▶ [DATA TO USE]
▼▼▼

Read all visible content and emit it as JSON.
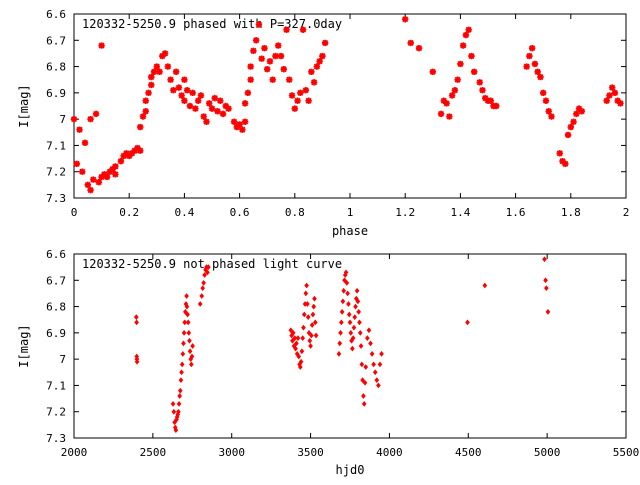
{
  "chart_data": [
    {
      "type": "scatter",
      "title": "120332-5250.9 phased with P=327.0day",
      "xlabel": "phase",
      "ylabel": "I[mag]",
      "xlim": [
        0,
        2
      ],
      "ylim": [
        6.6,
        7.3
      ],
      "y_inverted": true,
      "grid": false,
      "marker_color": "#ff0000",
      "marker": "star",
      "x_ticks": [
        "0",
        "0.2",
        "0.4",
        "0.6",
        "0.8",
        "1",
        "1.2",
        "1.4",
        "1.6",
        "1.8",
        "2"
      ],
      "y_ticks": [
        "6.6",
        "6.7",
        "6.8",
        "6.9",
        "7",
        "7.1",
        "7.2",
        "7.3"
      ],
      "points": [
        [
          0.0,
          7.0
        ],
        [
          0.01,
          7.17
        ],
        [
          0.02,
          7.04
        ],
        [
          0.03,
          7.2
        ],
        [
          0.04,
          7.09
        ],
        [
          0.05,
          7.25
        ],
        [
          0.06,
          7.27
        ],
        [
          0.06,
          7.0
        ],
        [
          0.07,
          7.23
        ],
        [
          0.08,
          6.98
        ],
        [
          0.09,
          7.24
        ],
        [
          0.1,
          6.72
        ],
        [
          0.1,
          7.22
        ],
        [
          0.11,
          7.21
        ],
        [
          0.12,
          7.22
        ],
        [
          0.13,
          7.2
        ],
        [
          0.14,
          7.19
        ],
        [
          0.15,
          7.18
        ],
        [
          0.15,
          7.21
        ],
        [
          0.17,
          7.16
        ],
        [
          0.18,
          7.14
        ],
        [
          0.19,
          7.13
        ],
        [
          0.2,
          7.14
        ],
        [
          0.21,
          7.13
        ],
        [
          0.22,
          7.12
        ],
        [
          0.23,
          7.11
        ],
        [
          0.24,
          7.12
        ],
        [
          0.24,
          7.03
        ],
        [
          0.25,
          6.99
        ],
        [
          0.26,
          6.97
        ],
        [
          0.26,
          6.93
        ],
        [
          0.27,
          6.9
        ],
        [
          0.28,
          6.87
        ],
        [
          0.28,
          6.84
        ],
        [
          0.29,
          6.82
        ],
        [
          0.3,
          6.8
        ],
        [
          0.31,
          6.82
        ],
        [
          0.32,
          6.76
        ],
        [
          0.33,
          6.75
        ],
        [
          0.34,
          6.8
        ],
        [
          0.35,
          6.85
        ],
        [
          0.36,
          6.89
        ],
        [
          0.37,
          6.82
        ],
        [
          0.38,
          6.88
        ],
        [
          0.39,
          6.91
        ],
        [
          0.4,
          6.85
        ],
        [
          0.4,
          6.93
        ],
        [
          0.41,
          6.89
        ],
        [
          0.42,
          6.95
        ],
        [
          0.43,
          6.9
        ],
        [
          0.44,
          6.96
        ],
        [
          0.45,
          6.93
        ],
        [
          0.46,
          6.91
        ],
        [
          0.47,
          6.99
        ],
        [
          0.48,
          7.01
        ],
        [
          0.49,
          6.94
        ],
        [
          0.5,
          6.96
        ],
        [
          0.51,
          6.92
        ],
        [
          0.52,
          6.97
        ],
        [
          0.53,
          6.93
        ],
        [
          0.54,
          6.98
        ],
        [
          0.55,
          6.95
        ],
        [
          0.56,
          6.96
        ],
        [
          0.58,
          7.01
        ],
        [
          0.59,
          7.03
        ],
        [
          0.6,
          7.02
        ],
        [
          0.61,
          7.04
        ],
        [
          0.62,
          7.01
        ],
        [
          0.62,
          6.94
        ],
        [
          0.63,
          6.9
        ],
        [
          0.64,
          6.85
        ],
        [
          0.64,
          6.8
        ],
        [
          0.65,
          6.74
        ],
        [
          0.66,
          6.7
        ],
        [
          0.67,
          6.64
        ],
        [
          0.68,
          6.77
        ],
        [
          0.69,
          6.73
        ],
        [
          0.7,
          6.81
        ],
        [
          0.71,
          6.78
        ],
        [
          0.72,
          6.85
        ],
        [
          0.73,
          6.76
        ],
        [
          0.74,
          6.72
        ],
        [
          0.75,
          6.76
        ],
        [
          0.76,
          6.81
        ],
        [
          0.77,
          6.66
        ],
        [
          0.78,
          6.85
        ],
        [
          0.79,
          6.91
        ],
        [
          0.8,
          6.96
        ],
        [
          0.81,
          6.93
        ],
        [
          0.82,
          6.9
        ],
        [
          0.83,
          6.66
        ],
        [
          0.84,
          6.89
        ],
        [
          0.85,
          6.93
        ],
        [
          0.86,
          6.82
        ],
        [
          0.87,
          6.86
        ],
        [
          0.88,
          6.8
        ],
        [
          0.89,
          6.78
        ],
        [
          0.9,
          6.76
        ],
        [
          0.91,
          6.71
        ],
        [
          1.2,
          6.62
        ],
        [
          1.22,
          6.71
        ],
        [
          1.25,
          6.73
        ],
        [
          1.3,
          6.82
        ],
        [
          1.33,
          6.98
        ],
        [
          1.34,
          6.93
        ],
        [
          1.35,
          6.94
        ],
        [
          1.36,
          6.99
        ],
        [
          1.37,
          6.91
        ],
        [
          1.38,
          6.89
        ],
        [
          1.39,
          6.85
        ],
        [
          1.4,
          6.79
        ],
        [
          1.41,
          6.72
        ],
        [
          1.42,
          6.68
        ],
        [
          1.43,
          6.66
        ],
        [
          1.44,
          6.76
        ],
        [
          1.45,
          6.82
        ],
        [
          1.47,
          6.86
        ],
        [
          1.48,
          6.89
        ],
        [
          1.49,
          6.92
        ],
        [
          1.5,
          6.93
        ],
        [
          1.51,
          6.93
        ],
        [
          1.52,
          6.95
        ],
        [
          1.53,
          6.95
        ],
        [
          1.64,
          6.8
        ],
        [
          1.65,
          6.76
        ],
        [
          1.66,
          6.73
        ],
        [
          1.67,
          6.79
        ],
        [
          1.68,
          6.82
        ],
        [
          1.69,
          6.84
        ],
        [
          1.7,
          6.9
        ],
        [
          1.71,
          6.93
        ],
        [
          1.72,
          6.97
        ],
        [
          1.73,
          6.99
        ],
        [
          1.76,
          7.13
        ],
        [
          1.77,
          7.16
        ],
        [
          1.78,
          7.17
        ],
        [
          1.79,
          7.06
        ],
        [
          1.8,
          7.03
        ],
        [
          1.81,
          7.01
        ],
        [
          1.82,
          6.98
        ],
        [
          1.83,
          6.96
        ],
        [
          1.84,
          6.97
        ],
        [
          1.93,
          6.93
        ],
        [
          1.94,
          6.91
        ],
        [
          1.95,
          6.88
        ],
        [
          1.96,
          6.9
        ],
        [
          1.97,
          6.93
        ],
        [
          1.98,
          6.94
        ]
      ]
    },
    {
      "type": "scatter",
      "title": "120332-5250.9 not phased light curve",
      "xlabel": "hjd0",
      "ylabel": "I[mag]",
      "xlim": [
        2000,
        5500
      ],
      "ylim": [
        6.6,
        7.3
      ],
      "y_inverted": true,
      "grid": false,
      "marker_color": "#ff0000",
      "marker": "diamond",
      "x_ticks": [
        "2000",
        "2500",
        "3000",
        "3500",
        "4000",
        "4500",
        "5000",
        "5500"
      ],
      "y_ticks": [
        "6.6",
        "6.7",
        "6.8",
        "6.9",
        "7",
        "7.1",
        "7.2",
        "7.3"
      ],
      "points": [
        [
          2395,
          6.84
        ],
        [
          2397,
          6.86
        ],
        [
          2398,
          6.99
        ],
        [
          2399,
          7.0
        ],
        [
          2400,
          7.01
        ],
        [
          2628,
          7.17
        ],
        [
          2633,
          7.2
        ],
        [
          2638,
          7.24
        ],
        [
          2642,
          7.26
        ],
        [
          2646,
          7.27
        ],
        [
          2650,
          7.23
        ],
        [
          2654,
          7.22
        ],
        [
          2658,
          7.21
        ],
        [
          2662,
          7.2
        ],
        [
          2666,
          7.17
        ],
        [
          2670,
          7.14
        ],
        [
          2674,
          7.12
        ],
        [
          2678,
          7.08
        ],
        [
          2682,
          7.05
        ],
        [
          2686,
          7.02
        ],
        [
          2690,
          6.98
        ],
        [
          2694,
          6.94
        ],
        [
          2698,
          6.9
        ],
        [
          2702,
          6.86
        ],
        [
          2706,
          6.82
        ],
        [
          2710,
          6.79
        ],
        [
          2714,
          6.76
        ],
        [
          2716,
          6.8
        ],
        [
          2720,
          6.83
        ],
        [
          2724,
          6.86
        ],
        [
          2728,
          6.9
        ],
        [
          2732,
          6.93
        ],
        [
          2736,
          6.97
        ],
        [
          2740,
          7.0
        ],
        [
          2744,
          7.02
        ],
        [
          2748,
          6.99
        ],
        [
          2752,
          6.95
        ],
        [
          2800,
          6.79
        ],
        [
          2810,
          6.76
        ],
        [
          2816,
          6.73
        ],
        [
          2822,
          6.71
        ],
        [
          2828,
          6.68
        ],
        [
          2834,
          6.66
        ],
        [
          2840,
          6.65
        ],
        [
          2846,
          6.67
        ],
        [
          2852,
          6.65
        ],
        [
          3375,
          6.89
        ],
        [
          3380,
          6.91
        ],
        [
          3385,
          6.93
        ],
        [
          3390,
          6.9
        ],
        [
          3395,
          6.95
        ],
        [
          3400,
          6.92
        ],
        [
          3405,
          6.96
        ],
        [
          3410,
          6.94
        ],
        [
          3415,
          6.98
        ],
        [
          3420,
          6.92
        ],
        [
          3425,
          6.99
        ],
        [
          3430,
          7.02
        ],
        [
          3435,
          7.03
        ],
        [
          3440,
          7.01
        ],
        [
          3445,
          6.97
        ],
        [
          3450,
          6.92
        ],
        [
          3455,
          6.88
        ],
        [
          3460,
          6.83
        ],
        [
          3465,
          6.79
        ],
        [
          3470,
          6.75
        ],
        [
          3475,
          6.72
        ],
        [
          3480,
          6.79
        ],
        [
          3485,
          6.84
        ],
        [
          3490,
          6.9
        ],
        [
          3495,
          6.93
        ],
        [
          3500,
          6.95
        ],
        [
          3505,
          6.91
        ],
        [
          3510,
          6.87
        ],
        [
          3515,
          6.83
        ],
        [
          3520,
          6.8
        ],
        [
          3525,
          6.77
        ],
        [
          3530,
          6.86
        ],
        [
          3535,
          6.91
        ],
        [
          3680,
          6.98
        ],
        [
          3685,
          6.94
        ],
        [
          3690,
          6.9
        ],
        [
          3695,
          6.86
        ],
        [
          3700,
          6.82
        ],
        [
          3705,
          6.78
        ],
        [
          3710,
          6.74
        ],
        [
          3715,
          6.7
        ],
        [
          3720,
          6.68
        ],
        [
          3725,
          6.67
        ],
        [
          3730,
          6.71
        ],
        [
          3735,
          6.75
        ],
        [
          3740,
          6.79
        ],
        [
          3745,
          6.83
        ],
        [
          3750,
          6.86
        ],
        [
          3755,
          6.9
        ],
        [
          3760,
          6.93
        ],
        [
          3765,
          6.96
        ],
        [
          3770,
          6.92
        ],
        [
          3775,
          6.88
        ],
        [
          3780,
          6.84
        ],
        [
          3785,
          6.8
        ],
        [
          3790,
          6.77
        ],
        [
          3795,
          6.74
        ],
        [
          3800,
          6.78
        ],
        [
          3805,
          6.82
        ],
        [
          3810,
          6.86
        ],
        [
          3815,
          6.9
        ],
        [
          3820,
          6.95
        ],
        [
          3825,
          7.02
        ],
        [
          3830,
          7.08
        ],
        [
          3835,
          7.14
        ],
        [
          3840,
          7.17
        ],
        [
          3845,
          7.09
        ],
        [
          3850,
          7.03
        ],
        [
          3860,
          6.92
        ],
        [
          3870,
          6.89
        ],
        [
          3880,
          6.94
        ],
        [
          3890,
          6.98
        ],
        [
          3900,
          7.02
        ],
        [
          3910,
          7.05
        ],
        [
          3920,
          7.08
        ],
        [
          3930,
          7.1
        ],
        [
          3940,
          7.02
        ],
        [
          3950,
          6.98
        ],
        [
          4495,
          6.86
        ],
        [
          4605,
          6.72
        ],
        [
          4983,
          6.62
        ],
        [
          4990,
          6.7
        ],
        [
          4995,
          6.73
        ],
        [
          5005,
          6.82
        ]
      ]
    }
  ]
}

▲▲▲

▶ [WRITTEN REQUEST] Find the lines above holding the word "phased" and show them.

▶ [THE COMPLETED TASK]
      "title": "120332-5250.9 phased with P=327.0day",
      "title": "120332-5250.9 not phased light curve",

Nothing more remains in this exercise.